» WHAT THE TASK ASKS: Extract, from the records beneath this instruction, each line that contains the word "CTTH".
-- BEGIN EXCERPTED RECORDS --
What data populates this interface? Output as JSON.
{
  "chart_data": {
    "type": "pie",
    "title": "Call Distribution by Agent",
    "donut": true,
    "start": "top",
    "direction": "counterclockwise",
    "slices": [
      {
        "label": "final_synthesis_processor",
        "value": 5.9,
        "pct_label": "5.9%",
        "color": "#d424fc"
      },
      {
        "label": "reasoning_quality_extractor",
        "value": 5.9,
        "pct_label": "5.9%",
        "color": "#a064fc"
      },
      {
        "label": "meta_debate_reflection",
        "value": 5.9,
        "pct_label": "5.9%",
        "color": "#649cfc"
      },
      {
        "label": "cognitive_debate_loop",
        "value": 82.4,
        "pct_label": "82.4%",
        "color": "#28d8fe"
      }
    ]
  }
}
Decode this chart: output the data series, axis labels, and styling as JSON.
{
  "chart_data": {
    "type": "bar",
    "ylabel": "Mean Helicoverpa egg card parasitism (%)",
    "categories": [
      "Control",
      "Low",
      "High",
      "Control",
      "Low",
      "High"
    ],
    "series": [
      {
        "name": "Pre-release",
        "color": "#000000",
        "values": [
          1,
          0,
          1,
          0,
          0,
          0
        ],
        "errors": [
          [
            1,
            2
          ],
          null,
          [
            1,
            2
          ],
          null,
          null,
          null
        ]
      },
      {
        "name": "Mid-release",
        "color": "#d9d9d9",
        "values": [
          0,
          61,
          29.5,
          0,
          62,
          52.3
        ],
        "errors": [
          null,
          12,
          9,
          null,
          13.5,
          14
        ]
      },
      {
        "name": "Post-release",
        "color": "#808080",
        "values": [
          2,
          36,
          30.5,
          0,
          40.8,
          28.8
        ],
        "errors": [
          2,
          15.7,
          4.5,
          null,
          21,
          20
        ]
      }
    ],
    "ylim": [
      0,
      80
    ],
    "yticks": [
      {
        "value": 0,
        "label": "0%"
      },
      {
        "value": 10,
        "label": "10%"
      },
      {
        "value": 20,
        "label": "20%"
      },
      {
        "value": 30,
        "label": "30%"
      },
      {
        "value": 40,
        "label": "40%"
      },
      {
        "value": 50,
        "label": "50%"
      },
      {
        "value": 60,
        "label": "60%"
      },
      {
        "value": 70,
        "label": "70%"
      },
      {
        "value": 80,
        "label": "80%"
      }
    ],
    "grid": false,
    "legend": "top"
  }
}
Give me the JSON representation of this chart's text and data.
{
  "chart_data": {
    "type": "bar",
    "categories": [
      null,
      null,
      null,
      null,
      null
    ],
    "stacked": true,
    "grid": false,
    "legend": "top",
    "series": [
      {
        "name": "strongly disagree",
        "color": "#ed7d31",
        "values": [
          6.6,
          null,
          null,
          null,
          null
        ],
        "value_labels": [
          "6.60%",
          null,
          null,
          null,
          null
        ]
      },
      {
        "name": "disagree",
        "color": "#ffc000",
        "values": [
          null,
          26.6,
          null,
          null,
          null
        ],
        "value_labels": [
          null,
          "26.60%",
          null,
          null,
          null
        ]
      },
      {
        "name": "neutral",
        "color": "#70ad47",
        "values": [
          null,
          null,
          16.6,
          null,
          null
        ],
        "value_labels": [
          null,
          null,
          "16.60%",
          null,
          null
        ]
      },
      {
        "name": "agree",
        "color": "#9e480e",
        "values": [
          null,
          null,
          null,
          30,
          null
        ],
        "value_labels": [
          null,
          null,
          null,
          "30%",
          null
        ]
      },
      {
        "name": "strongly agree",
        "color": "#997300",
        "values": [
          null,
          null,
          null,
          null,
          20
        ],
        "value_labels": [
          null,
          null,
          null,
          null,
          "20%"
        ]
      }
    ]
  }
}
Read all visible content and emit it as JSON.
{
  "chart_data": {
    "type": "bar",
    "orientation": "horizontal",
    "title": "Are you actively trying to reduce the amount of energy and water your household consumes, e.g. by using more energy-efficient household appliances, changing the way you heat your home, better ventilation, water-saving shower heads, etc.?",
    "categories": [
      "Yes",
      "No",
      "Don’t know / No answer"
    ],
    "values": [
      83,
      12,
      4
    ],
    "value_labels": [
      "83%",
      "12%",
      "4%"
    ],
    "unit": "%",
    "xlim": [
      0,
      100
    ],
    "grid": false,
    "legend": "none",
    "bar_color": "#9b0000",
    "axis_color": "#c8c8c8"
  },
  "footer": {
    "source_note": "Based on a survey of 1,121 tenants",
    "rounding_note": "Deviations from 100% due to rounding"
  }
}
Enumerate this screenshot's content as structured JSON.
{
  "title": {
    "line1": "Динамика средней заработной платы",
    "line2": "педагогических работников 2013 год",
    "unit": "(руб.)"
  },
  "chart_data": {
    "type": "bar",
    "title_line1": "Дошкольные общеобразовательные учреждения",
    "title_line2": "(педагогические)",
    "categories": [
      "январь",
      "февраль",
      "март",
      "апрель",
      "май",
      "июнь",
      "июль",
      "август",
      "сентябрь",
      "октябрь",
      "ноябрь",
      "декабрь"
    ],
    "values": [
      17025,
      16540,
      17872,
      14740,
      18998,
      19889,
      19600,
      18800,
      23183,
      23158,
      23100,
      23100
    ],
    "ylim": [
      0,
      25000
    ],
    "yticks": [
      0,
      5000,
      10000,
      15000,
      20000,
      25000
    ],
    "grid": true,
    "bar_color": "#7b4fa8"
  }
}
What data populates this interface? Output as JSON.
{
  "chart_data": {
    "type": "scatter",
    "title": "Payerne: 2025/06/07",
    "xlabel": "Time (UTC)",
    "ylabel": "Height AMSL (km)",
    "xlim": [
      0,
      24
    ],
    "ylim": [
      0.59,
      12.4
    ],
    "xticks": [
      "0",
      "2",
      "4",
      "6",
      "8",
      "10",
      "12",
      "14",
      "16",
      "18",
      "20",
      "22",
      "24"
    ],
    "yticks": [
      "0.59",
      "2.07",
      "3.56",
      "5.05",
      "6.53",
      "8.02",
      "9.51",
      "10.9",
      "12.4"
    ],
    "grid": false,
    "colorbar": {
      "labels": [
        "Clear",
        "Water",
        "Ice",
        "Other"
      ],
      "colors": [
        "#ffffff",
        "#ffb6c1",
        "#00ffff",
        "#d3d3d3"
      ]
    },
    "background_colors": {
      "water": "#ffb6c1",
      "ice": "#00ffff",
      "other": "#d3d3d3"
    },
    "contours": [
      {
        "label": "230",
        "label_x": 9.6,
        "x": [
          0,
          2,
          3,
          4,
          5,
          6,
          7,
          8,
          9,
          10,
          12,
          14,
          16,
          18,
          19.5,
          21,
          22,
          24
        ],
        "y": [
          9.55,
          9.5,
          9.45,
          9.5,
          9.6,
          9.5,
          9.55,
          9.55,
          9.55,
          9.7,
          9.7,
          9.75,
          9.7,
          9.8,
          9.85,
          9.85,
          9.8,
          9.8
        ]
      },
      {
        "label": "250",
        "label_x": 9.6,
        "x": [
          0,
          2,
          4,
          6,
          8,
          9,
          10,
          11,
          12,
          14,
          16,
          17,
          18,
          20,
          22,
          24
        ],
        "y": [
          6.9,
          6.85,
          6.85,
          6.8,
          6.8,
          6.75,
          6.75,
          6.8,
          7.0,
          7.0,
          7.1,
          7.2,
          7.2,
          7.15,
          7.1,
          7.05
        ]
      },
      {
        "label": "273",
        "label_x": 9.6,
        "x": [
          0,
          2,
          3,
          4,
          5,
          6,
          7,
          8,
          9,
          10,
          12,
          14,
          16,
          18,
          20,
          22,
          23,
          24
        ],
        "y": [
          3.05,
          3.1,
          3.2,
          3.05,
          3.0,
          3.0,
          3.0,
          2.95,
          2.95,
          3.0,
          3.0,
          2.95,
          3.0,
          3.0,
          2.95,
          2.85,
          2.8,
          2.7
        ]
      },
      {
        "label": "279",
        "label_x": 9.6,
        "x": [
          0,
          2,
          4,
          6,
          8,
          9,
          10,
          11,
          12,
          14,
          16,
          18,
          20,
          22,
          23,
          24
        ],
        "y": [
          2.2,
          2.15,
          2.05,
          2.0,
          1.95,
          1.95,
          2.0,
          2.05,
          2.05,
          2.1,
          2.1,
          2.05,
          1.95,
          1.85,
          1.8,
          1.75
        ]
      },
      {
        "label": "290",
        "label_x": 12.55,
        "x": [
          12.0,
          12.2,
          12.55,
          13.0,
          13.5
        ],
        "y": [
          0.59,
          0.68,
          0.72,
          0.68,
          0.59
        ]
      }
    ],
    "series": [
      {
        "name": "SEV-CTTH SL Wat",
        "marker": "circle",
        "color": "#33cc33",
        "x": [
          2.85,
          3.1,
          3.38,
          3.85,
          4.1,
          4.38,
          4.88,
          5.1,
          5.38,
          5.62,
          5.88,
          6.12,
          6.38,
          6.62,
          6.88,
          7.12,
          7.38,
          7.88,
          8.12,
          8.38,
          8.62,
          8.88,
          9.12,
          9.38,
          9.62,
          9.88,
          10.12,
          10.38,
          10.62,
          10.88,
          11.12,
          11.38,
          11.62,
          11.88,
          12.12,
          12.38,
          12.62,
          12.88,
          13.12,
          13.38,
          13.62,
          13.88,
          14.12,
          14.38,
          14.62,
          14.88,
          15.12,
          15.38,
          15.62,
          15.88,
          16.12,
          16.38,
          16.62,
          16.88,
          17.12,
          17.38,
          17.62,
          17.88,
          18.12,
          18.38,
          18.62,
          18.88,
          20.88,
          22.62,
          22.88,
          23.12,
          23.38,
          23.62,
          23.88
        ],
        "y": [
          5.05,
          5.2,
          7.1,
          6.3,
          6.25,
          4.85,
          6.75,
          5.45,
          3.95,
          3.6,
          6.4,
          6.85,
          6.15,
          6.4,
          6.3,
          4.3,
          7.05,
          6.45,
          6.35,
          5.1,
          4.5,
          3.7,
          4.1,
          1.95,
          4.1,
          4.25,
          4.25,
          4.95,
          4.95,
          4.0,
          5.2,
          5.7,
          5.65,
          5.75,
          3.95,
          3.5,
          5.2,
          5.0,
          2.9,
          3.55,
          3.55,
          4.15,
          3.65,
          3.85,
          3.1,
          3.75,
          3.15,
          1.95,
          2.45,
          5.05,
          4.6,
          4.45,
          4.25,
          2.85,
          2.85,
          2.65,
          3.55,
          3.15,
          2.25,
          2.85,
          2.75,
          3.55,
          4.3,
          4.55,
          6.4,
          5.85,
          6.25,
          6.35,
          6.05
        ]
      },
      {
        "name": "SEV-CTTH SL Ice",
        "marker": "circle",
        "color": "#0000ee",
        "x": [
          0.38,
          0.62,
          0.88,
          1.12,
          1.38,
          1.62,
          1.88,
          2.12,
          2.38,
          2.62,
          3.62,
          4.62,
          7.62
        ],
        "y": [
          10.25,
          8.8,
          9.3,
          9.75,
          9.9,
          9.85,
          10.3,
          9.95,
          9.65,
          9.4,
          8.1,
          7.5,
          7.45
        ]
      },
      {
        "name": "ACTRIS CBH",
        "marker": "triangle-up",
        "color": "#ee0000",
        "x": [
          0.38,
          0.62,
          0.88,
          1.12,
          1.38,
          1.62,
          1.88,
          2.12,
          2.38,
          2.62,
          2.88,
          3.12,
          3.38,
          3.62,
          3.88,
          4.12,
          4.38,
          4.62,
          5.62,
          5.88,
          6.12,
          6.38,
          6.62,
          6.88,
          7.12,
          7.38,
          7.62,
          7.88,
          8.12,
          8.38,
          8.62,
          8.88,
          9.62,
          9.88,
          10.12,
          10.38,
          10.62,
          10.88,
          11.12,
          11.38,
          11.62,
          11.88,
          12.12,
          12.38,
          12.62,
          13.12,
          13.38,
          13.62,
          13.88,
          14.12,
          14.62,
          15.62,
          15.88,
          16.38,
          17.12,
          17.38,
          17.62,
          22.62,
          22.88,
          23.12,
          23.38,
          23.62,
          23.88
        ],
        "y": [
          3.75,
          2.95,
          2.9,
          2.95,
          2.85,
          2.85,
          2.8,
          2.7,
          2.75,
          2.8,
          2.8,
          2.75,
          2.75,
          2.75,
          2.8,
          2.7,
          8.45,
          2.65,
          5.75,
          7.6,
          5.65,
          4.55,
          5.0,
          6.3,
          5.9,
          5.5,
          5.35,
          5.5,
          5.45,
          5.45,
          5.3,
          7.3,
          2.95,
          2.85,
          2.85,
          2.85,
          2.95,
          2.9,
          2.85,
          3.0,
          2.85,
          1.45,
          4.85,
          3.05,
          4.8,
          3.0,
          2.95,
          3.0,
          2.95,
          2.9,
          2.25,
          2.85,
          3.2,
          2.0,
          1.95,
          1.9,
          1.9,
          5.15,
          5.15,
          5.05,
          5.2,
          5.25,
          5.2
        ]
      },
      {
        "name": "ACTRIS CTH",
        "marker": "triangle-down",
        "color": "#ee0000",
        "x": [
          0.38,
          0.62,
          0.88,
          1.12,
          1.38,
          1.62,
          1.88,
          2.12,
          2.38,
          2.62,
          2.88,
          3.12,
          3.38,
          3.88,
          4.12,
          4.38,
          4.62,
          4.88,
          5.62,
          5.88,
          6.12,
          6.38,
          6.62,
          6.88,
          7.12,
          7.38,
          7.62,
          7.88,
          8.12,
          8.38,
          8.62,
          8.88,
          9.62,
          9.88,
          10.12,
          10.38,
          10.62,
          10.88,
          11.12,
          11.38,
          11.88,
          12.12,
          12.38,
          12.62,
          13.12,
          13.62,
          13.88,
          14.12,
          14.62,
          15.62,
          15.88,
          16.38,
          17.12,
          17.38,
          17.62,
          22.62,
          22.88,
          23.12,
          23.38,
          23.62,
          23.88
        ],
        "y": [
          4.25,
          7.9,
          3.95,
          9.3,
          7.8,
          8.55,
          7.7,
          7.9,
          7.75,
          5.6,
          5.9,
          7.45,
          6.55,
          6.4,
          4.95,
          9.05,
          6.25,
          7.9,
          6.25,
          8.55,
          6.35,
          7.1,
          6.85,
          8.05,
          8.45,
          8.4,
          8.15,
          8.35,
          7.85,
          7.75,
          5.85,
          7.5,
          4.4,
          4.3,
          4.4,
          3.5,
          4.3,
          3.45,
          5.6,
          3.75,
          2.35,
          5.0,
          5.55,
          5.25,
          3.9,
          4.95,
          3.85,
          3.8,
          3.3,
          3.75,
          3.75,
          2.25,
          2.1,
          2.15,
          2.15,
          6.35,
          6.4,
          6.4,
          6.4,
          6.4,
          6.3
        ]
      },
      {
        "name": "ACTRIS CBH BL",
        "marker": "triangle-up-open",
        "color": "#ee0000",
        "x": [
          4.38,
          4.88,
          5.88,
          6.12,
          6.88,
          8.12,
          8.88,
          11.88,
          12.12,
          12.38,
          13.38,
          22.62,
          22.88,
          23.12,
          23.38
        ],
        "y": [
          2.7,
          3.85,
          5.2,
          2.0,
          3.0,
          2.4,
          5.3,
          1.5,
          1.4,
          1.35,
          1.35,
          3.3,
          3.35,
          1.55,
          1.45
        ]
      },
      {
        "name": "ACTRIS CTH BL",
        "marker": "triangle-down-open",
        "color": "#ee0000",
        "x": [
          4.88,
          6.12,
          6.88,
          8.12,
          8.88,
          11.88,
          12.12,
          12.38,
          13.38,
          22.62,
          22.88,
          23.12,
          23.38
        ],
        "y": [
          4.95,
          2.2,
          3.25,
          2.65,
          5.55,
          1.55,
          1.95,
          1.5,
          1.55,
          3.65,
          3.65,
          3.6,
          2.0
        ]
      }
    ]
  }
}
-- END EXCERPTED RECORDS --
» COMPLETED TASK:
        "name": "SEV-CTTH SL Wat",
        "name": "SEV-CTTH SL Ice",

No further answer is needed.